(PROVIDED MATERIAL):
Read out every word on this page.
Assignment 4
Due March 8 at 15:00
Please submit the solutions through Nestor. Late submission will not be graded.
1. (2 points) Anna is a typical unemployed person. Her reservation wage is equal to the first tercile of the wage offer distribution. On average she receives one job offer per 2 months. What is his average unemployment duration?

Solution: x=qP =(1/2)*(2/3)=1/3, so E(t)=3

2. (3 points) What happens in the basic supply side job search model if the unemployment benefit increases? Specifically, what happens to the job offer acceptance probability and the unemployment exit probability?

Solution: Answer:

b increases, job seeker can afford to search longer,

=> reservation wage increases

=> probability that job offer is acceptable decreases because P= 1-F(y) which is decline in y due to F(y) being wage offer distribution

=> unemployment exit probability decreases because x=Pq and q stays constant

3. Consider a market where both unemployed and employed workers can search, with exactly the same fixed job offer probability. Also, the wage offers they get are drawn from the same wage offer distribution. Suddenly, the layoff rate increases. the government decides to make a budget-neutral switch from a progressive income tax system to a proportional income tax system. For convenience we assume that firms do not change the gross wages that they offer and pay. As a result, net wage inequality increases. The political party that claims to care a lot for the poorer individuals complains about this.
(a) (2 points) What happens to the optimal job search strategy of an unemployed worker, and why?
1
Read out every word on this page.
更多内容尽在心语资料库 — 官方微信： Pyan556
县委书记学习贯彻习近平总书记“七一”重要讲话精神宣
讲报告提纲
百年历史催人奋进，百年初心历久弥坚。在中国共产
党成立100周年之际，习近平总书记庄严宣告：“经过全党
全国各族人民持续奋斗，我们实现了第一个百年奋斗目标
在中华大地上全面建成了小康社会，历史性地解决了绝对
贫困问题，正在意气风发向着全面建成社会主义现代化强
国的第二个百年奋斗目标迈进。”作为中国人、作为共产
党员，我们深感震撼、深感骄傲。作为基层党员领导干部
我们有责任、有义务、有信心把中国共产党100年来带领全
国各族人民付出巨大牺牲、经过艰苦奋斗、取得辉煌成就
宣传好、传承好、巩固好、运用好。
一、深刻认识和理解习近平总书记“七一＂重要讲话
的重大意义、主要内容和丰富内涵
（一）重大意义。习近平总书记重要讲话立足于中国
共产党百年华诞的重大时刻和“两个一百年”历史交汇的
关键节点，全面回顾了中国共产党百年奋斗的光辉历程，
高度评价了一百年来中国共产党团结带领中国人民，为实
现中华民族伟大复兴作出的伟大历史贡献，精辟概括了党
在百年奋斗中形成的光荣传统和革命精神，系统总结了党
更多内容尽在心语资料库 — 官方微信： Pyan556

(THE PROBLEM): Identify every line holding the word "unemployment" and copy it out.

(EXERCISE ANSWER):
1. (2 points) Anna is a typical unemployed person. Her reservation wage is equal to the first tercile of the wage offer distribution. On average she receives one job offer per 2 months. What is his average unemployment duration?
2. (3 points) What happens in the basic supply side job search model if the unemployment benefit increases? Specifically, what happens to the job offer acceptance probability and the unemployment exit probability?
=> unemployment exit probability decreases because x=Pq and q stays constant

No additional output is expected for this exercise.